Short exercise ::
Scan the data. Collect each line that contains the word "boundaries".

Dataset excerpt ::

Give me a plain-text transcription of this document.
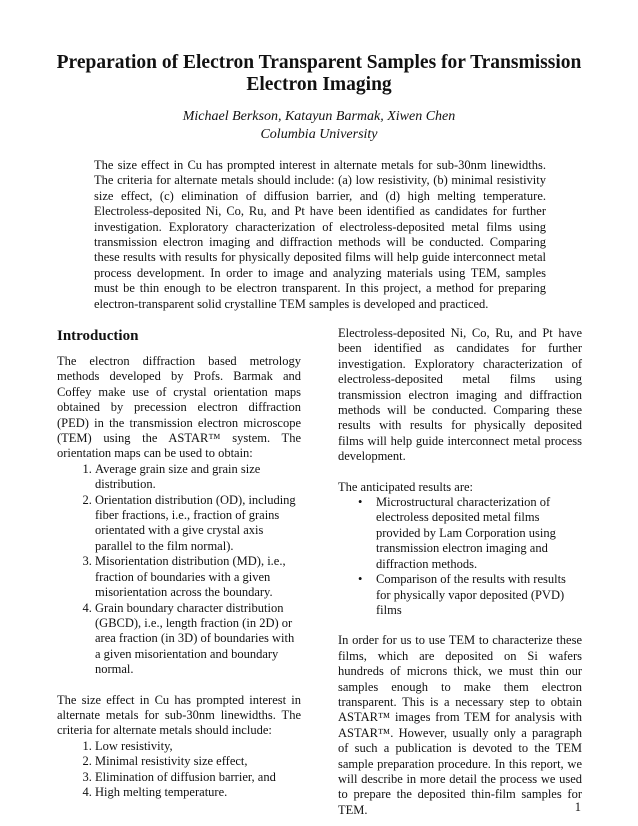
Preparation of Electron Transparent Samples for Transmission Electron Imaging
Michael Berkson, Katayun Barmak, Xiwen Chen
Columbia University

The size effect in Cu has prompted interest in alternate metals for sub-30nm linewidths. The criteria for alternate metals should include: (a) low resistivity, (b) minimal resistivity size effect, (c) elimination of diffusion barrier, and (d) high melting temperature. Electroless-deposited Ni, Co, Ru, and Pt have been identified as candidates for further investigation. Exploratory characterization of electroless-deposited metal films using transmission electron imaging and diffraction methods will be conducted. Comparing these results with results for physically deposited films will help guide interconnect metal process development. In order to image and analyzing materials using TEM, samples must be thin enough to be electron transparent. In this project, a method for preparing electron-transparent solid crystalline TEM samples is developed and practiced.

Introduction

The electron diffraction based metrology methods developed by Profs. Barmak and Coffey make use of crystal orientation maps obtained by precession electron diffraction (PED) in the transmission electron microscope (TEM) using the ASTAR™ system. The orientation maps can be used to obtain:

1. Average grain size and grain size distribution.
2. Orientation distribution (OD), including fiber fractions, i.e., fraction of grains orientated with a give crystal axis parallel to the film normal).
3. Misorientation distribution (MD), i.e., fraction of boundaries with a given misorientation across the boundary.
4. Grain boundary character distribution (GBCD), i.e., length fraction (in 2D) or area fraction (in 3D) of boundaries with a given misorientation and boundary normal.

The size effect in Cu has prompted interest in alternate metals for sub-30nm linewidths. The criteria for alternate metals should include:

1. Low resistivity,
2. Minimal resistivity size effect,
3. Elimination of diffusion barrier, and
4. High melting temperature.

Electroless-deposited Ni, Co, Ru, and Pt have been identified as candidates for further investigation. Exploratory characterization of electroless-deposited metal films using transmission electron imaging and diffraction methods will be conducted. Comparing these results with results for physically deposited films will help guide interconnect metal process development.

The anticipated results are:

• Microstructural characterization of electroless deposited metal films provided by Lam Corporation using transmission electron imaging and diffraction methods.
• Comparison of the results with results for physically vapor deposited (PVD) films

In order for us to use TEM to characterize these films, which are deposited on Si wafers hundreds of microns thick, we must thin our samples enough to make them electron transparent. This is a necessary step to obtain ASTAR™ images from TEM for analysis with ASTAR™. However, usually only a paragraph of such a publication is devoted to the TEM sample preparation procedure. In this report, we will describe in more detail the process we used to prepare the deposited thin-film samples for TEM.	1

Final result ::
3. Misorientation distribution (MD), i.e., fraction of boundaries with a given misorientation across the boundary.
4. Grain boundary character distribution (GBCD), i.e., length fraction (in 2D) or area fraction (in 3D) of boundaries with a given misorientation and boundary normal.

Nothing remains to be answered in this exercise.